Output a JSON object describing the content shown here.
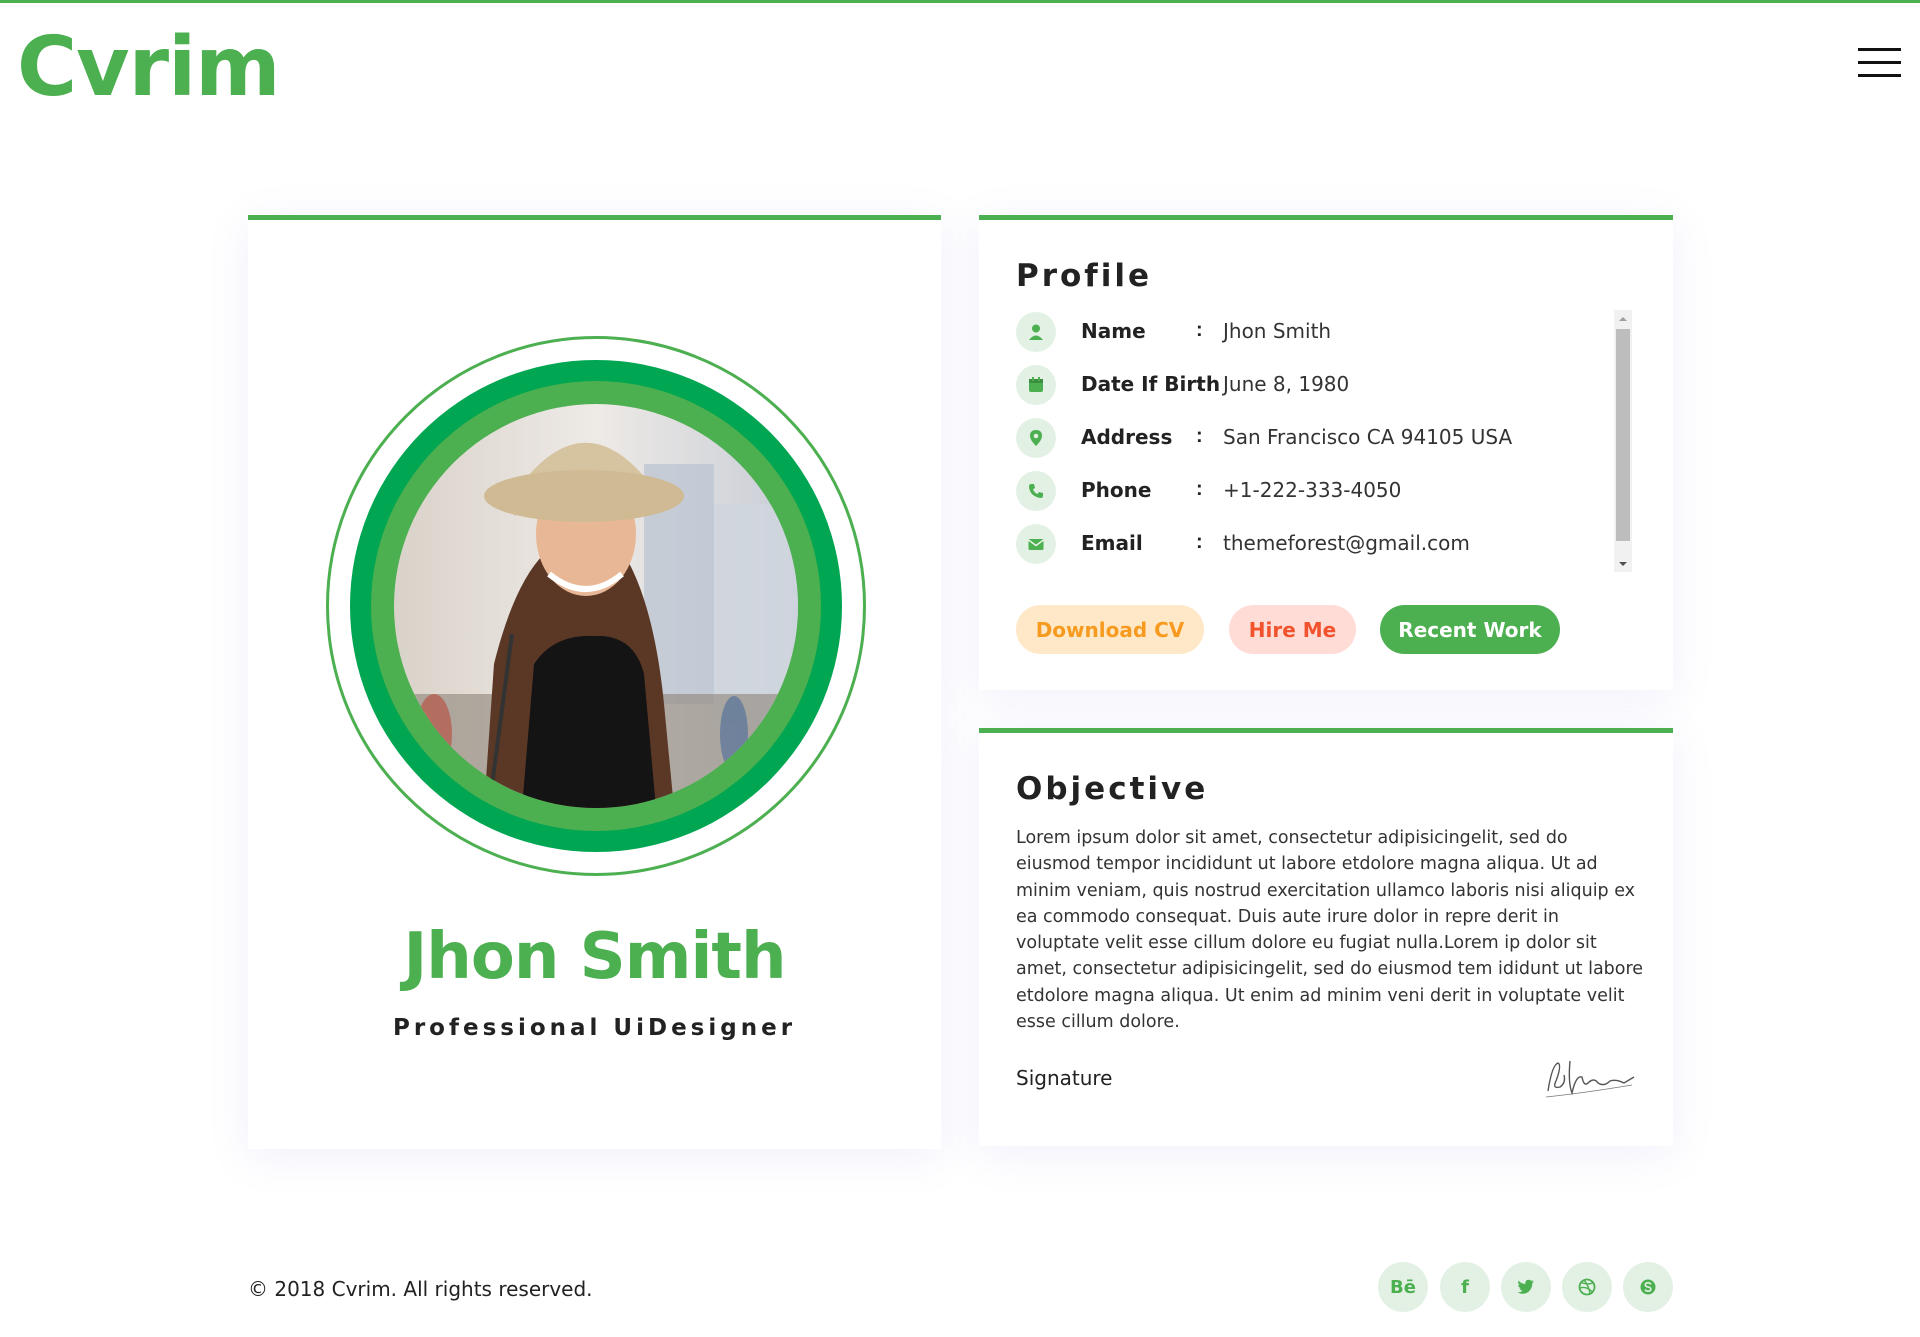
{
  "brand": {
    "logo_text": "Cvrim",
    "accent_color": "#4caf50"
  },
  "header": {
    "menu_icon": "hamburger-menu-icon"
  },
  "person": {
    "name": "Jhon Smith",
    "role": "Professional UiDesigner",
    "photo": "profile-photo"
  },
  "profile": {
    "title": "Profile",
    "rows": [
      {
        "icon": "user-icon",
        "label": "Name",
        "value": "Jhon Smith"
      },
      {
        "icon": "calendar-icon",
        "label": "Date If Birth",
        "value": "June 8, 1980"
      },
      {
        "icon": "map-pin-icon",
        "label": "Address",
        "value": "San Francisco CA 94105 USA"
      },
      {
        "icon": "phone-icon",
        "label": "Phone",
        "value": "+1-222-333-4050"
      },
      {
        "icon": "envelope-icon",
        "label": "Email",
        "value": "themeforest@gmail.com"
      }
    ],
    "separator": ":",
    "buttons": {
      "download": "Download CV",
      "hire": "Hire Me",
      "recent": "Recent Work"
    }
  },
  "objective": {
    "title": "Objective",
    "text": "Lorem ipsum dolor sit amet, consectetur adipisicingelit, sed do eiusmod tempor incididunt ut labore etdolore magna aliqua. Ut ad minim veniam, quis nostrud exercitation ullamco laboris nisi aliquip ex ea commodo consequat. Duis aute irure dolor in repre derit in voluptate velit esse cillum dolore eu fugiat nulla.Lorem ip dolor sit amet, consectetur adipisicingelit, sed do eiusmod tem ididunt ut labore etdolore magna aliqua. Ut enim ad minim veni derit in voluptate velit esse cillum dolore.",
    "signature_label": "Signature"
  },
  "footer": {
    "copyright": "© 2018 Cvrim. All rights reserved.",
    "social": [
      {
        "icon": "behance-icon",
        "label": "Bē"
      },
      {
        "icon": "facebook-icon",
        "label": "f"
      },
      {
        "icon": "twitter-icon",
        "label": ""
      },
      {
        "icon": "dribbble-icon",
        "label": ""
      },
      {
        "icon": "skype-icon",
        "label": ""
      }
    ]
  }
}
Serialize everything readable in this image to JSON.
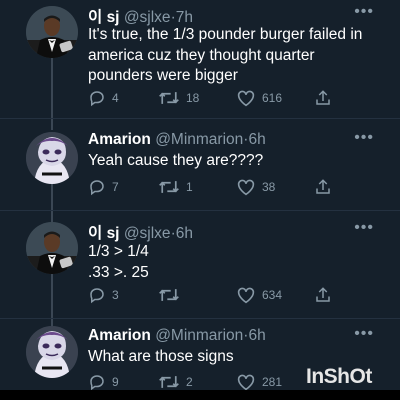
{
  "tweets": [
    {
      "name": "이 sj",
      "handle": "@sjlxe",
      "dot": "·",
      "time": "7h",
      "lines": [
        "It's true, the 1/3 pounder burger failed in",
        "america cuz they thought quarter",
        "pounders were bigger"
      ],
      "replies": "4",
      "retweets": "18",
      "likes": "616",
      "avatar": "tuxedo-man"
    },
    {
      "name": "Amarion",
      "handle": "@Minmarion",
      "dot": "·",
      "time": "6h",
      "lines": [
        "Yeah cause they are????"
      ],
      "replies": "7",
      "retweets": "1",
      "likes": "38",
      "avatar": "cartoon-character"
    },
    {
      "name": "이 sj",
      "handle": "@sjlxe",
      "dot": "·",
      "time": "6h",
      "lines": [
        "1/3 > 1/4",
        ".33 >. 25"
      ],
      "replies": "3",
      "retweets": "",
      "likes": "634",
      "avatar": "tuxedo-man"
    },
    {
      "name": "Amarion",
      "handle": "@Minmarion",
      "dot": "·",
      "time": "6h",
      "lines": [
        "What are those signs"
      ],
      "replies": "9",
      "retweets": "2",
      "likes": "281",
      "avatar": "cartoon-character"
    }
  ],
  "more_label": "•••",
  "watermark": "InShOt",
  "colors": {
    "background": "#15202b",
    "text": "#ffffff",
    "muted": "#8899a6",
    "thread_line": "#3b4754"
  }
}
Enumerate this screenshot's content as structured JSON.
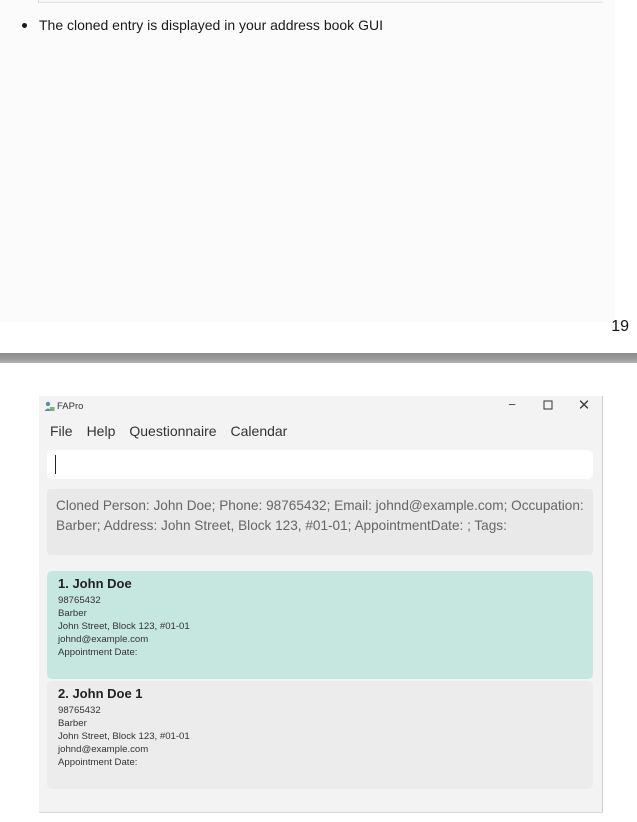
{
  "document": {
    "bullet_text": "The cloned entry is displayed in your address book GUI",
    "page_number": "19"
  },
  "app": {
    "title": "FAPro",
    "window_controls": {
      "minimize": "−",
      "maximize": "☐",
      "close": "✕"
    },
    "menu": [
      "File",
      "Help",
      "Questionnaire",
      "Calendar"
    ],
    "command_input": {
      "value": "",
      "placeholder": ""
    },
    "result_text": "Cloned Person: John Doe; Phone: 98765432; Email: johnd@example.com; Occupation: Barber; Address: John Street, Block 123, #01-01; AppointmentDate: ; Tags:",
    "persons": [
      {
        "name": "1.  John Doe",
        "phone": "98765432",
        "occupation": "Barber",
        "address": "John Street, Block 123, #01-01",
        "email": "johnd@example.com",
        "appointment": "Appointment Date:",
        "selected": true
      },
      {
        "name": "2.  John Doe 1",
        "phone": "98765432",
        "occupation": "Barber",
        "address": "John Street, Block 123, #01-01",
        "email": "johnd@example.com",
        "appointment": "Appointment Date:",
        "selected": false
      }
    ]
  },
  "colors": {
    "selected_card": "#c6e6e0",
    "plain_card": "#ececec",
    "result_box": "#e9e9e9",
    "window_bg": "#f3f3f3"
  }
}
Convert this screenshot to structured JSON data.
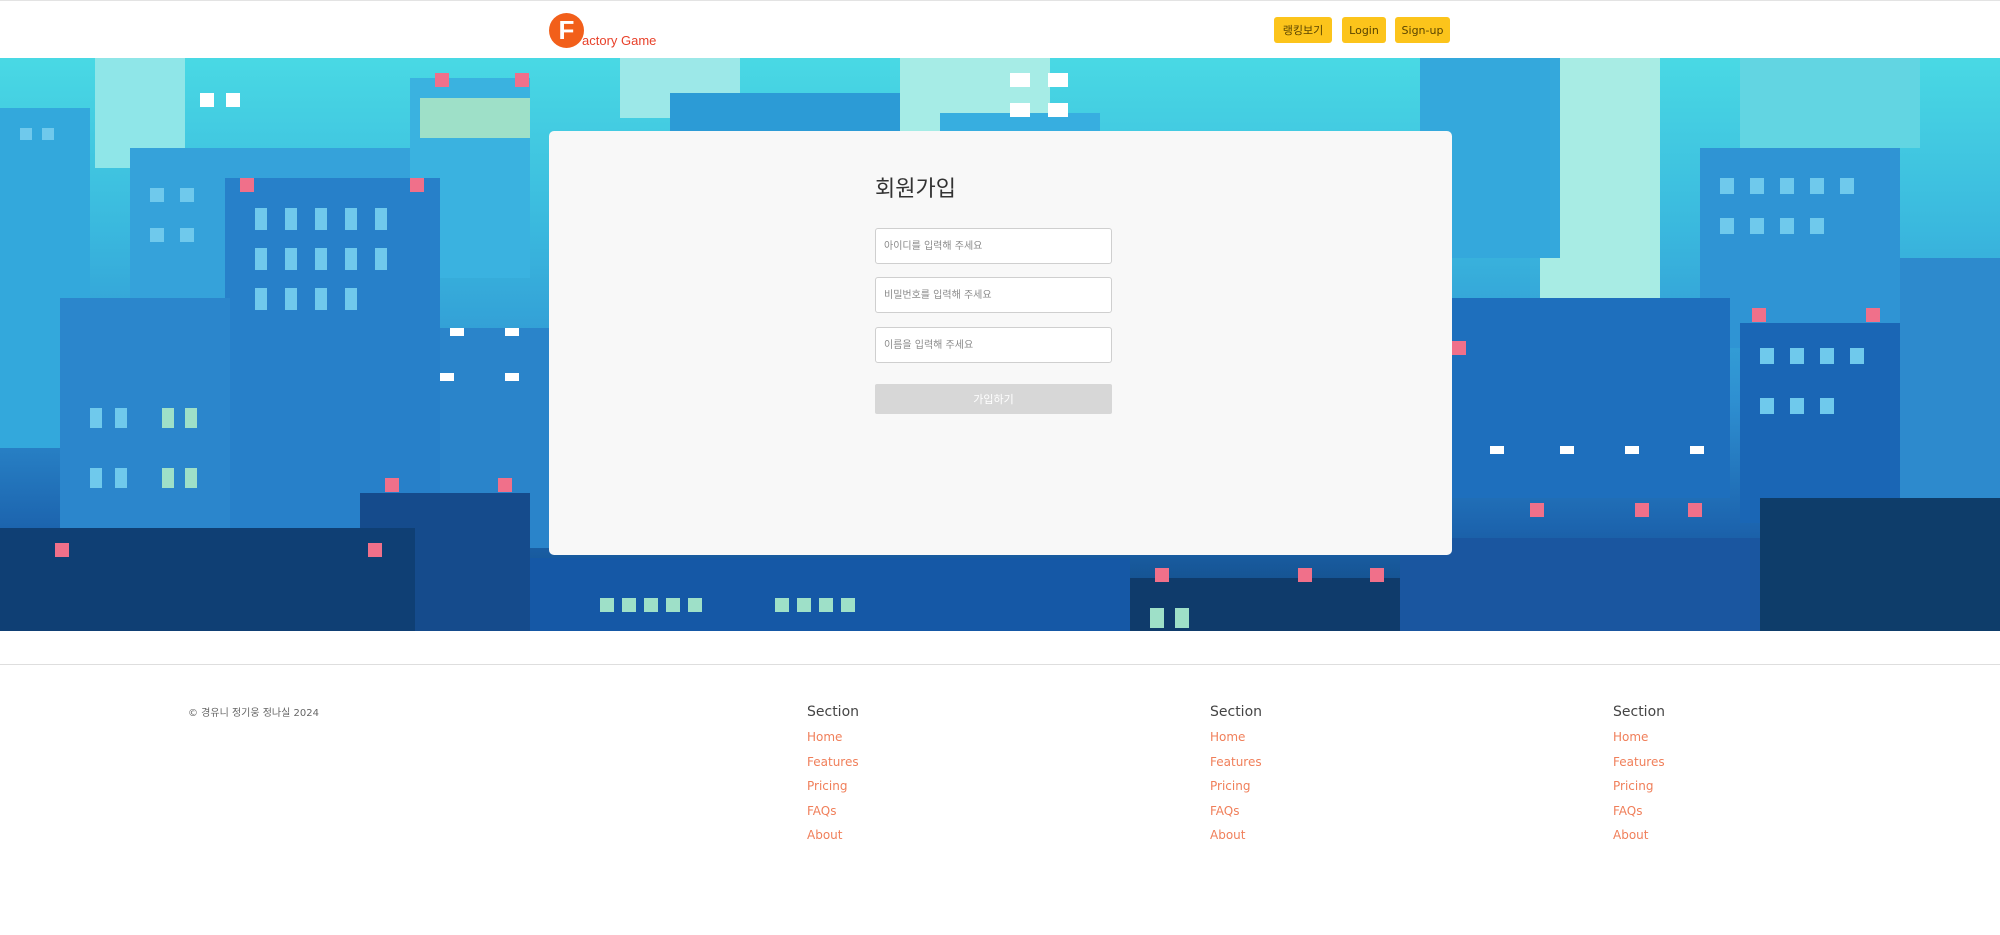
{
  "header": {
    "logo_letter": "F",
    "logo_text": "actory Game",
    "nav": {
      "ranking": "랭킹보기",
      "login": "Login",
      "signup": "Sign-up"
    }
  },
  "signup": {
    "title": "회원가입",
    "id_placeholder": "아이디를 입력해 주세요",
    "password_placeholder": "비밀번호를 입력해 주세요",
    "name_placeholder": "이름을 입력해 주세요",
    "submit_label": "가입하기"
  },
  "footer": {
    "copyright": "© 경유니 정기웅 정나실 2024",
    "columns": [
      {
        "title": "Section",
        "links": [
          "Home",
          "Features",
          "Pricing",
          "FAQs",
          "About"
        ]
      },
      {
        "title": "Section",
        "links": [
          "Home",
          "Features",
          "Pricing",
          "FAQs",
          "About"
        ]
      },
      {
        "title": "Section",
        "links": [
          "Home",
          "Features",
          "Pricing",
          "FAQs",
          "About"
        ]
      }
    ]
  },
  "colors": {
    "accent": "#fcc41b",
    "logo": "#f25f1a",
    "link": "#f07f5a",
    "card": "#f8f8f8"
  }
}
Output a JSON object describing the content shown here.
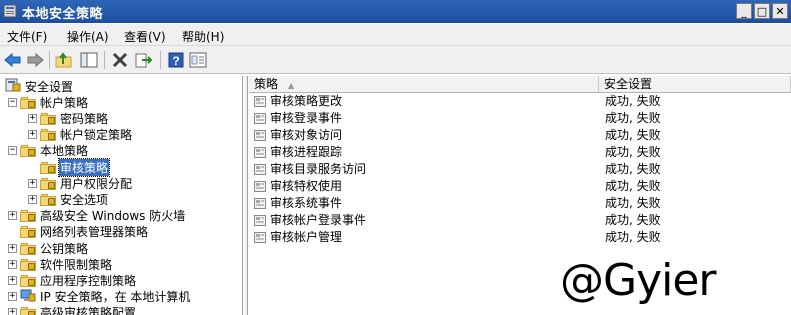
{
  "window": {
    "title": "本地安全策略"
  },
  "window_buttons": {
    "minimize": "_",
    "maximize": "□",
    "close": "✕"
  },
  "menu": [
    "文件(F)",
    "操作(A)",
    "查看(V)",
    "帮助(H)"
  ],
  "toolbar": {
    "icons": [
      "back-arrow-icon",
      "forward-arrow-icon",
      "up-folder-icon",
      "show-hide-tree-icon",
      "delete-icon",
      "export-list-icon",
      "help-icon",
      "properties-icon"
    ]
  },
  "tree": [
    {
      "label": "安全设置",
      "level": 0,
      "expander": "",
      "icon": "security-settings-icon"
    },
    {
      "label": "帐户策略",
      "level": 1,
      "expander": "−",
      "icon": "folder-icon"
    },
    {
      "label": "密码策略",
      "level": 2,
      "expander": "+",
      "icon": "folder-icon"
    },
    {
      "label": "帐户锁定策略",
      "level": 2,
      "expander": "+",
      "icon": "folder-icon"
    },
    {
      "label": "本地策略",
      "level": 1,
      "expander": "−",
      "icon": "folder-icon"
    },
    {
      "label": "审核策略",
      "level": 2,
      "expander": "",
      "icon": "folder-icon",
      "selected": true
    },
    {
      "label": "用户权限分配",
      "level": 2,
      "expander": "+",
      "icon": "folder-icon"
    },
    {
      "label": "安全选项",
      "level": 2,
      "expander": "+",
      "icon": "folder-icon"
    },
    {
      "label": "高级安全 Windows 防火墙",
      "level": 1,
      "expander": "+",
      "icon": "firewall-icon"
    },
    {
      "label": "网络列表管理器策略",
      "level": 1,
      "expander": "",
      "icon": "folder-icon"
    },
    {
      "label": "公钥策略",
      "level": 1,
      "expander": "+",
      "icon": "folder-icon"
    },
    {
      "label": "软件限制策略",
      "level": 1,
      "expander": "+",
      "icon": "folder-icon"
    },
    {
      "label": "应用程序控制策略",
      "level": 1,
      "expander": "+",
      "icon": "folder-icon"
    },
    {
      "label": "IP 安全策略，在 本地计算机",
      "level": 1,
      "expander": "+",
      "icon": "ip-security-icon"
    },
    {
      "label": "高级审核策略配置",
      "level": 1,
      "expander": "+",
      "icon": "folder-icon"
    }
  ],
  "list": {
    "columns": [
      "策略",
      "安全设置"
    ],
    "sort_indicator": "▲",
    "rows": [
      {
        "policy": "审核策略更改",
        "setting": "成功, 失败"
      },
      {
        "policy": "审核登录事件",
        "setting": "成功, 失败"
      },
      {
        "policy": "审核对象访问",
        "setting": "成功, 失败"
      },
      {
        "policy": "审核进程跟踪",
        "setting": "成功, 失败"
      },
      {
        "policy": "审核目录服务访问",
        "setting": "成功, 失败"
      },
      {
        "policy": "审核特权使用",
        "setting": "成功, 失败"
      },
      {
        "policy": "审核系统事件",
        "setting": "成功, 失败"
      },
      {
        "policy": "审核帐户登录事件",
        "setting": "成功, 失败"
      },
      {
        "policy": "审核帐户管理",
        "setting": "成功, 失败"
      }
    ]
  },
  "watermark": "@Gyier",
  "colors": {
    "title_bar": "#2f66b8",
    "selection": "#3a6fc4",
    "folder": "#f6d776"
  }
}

********************

### [Exercise requirements]
Copy all lines from the material that include "likes".

### [Exercise answer]
      "likes": "616",
      "likes": "38",
      "likes": "634",
      "likes": "281",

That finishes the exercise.